━━ STORED ROWS ━━
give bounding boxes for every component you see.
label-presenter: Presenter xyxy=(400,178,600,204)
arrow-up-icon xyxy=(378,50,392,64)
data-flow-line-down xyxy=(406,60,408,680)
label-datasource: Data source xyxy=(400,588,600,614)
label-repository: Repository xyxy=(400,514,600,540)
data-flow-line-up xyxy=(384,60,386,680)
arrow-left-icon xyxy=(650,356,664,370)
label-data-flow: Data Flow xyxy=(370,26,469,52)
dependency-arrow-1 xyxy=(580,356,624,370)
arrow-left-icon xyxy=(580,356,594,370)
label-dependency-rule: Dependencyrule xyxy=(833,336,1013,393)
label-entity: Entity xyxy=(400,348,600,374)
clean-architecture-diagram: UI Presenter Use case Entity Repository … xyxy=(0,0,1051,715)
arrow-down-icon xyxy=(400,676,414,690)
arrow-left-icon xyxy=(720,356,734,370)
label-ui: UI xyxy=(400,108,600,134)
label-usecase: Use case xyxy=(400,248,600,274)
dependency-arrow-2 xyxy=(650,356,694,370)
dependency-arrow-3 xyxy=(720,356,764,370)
━━━
→ TO DO
Copy every one of the rows above without any changes.

→ EXERCISE RESULT
give bounding boxes for every component you see.
label-presenter: Presenter xyxy=(400,178,600,204)
arrow-up-icon xyxy=(378,50,392,64)
data-flow-line-down xyxy=(406,60,408,680)
label-datasource: Data source xyxy=(400,588,600,614)
label-repository: Repository xyxy=(400,514,600,540)
data-flow-line-up xyxy=(384,60,386,680)
arrow-left-icon xyxy=(650,356,664,370)
label-data-flow: Data Flow xyxy=(370,26,469,52)
dependency-arrow-1 xyxy=(580,356,624,370)
arrow-left-icon xyxy=(580,356,594,370)
label-dependency-rule: Dependencyrule xyxy=(833,336,1013,393)
label-entity: Entity xyxy=(400,348,600,374)
clean-architecture-diagram: UI Presenter Use case Entity Repository … xyxy=(0,0,1051,715)
arrow-down-icon xyxy=(400,676,414,690)
arrow-left-icon xyxy=(720,356,734,370)
label-ui: UI xyxy=(400,108,600,134)
label-usecase: Use case xyxy=(400,248,600,274)
dependency-arrow-2 xyxy=(650,356,694,370)
dependency-arrow-3 xyxy=(720,356,764,370)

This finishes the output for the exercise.